→ RECORDS FOR THE TASK
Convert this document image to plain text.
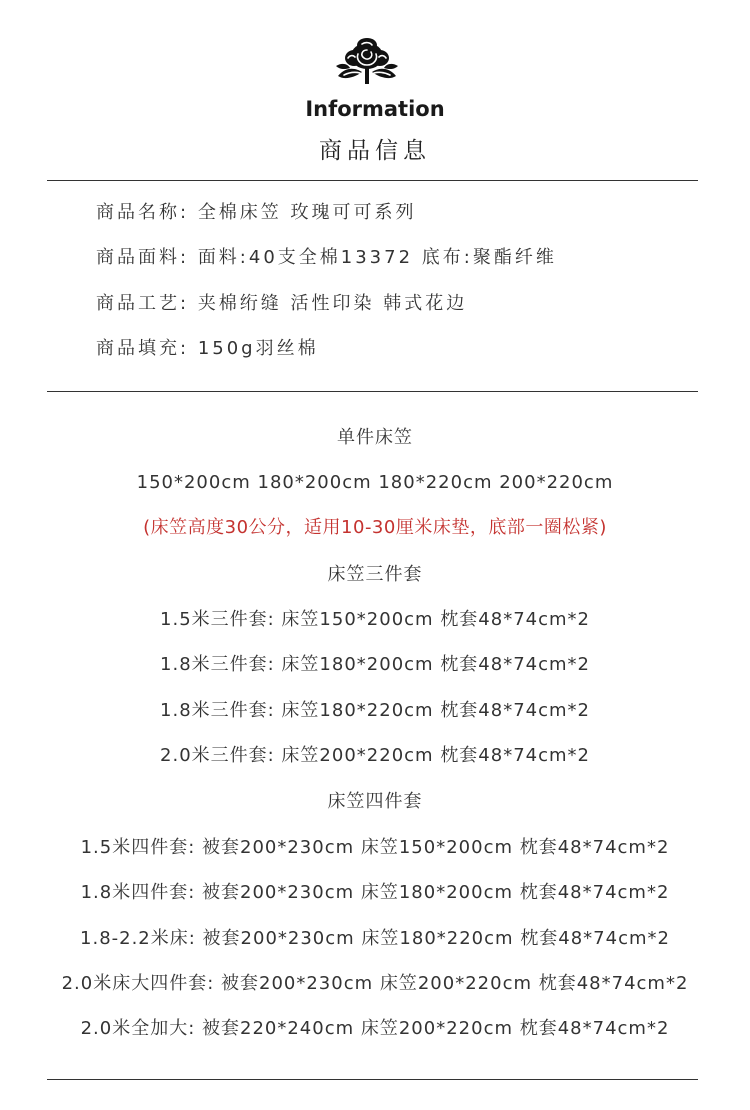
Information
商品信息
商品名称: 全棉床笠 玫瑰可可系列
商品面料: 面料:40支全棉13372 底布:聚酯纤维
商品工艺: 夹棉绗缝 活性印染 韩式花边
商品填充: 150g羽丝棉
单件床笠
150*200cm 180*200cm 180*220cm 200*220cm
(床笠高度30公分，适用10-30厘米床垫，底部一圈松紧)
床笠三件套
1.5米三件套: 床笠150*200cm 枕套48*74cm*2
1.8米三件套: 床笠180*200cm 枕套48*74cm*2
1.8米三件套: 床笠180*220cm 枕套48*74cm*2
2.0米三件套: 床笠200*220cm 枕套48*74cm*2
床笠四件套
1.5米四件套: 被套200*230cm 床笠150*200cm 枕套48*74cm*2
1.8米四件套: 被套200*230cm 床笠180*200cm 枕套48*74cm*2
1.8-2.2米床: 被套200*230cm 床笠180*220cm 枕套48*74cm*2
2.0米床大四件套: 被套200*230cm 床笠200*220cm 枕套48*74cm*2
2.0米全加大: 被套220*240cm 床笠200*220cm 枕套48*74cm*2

→ JOB
Set down the material exactly, every line of it, except for the pictures.

→ ANSWER TO THE PROBLEM
Convert this document image to plain text.
Information
商品信息
商品名称: 全棉床笠 玫瑰可可系列
商品面料: 面料:40支全棉13372 底布:聚酯纤维
商品工艺: 夹棉绗缝 活性印染 韩式花边
商品填充: 150g羽丝棉
单件床笠
150*200cm 180*200cm 180*220cm 200*220cm
(床笠高度30公分，适用10-30厘米床垫，底部一圈松紧)
床笠三件套
1.5米三件套: 床笠150*200cm 枕套48*74cm*2
1.8米三件套: 床笠180*200cm 枕套48*74cm*2
1.8米三件套: 床笠180*220cm 枕套48*74cm*2
2.0米三件套: 床笠200*220cm 枕套48*74cm*2
床笠四件套
1.5米四件套: 被套200*230cm 床笠150*200cm 枕套48*74cm*2
1.8米四件套: 被套200*230cm 床笠180*200cm 枕套48*74cm*2
1.8-2.2米床: 被套200*230cm 床笠180*220cm 枕套48*74cm*2
2.0米床大四件套: 被套200*230cm 床笠200*220cm 枕套48*74cm*2
2.0米全加大: 被套220*240cm 床笠200*220cm 枕套48*74cm*2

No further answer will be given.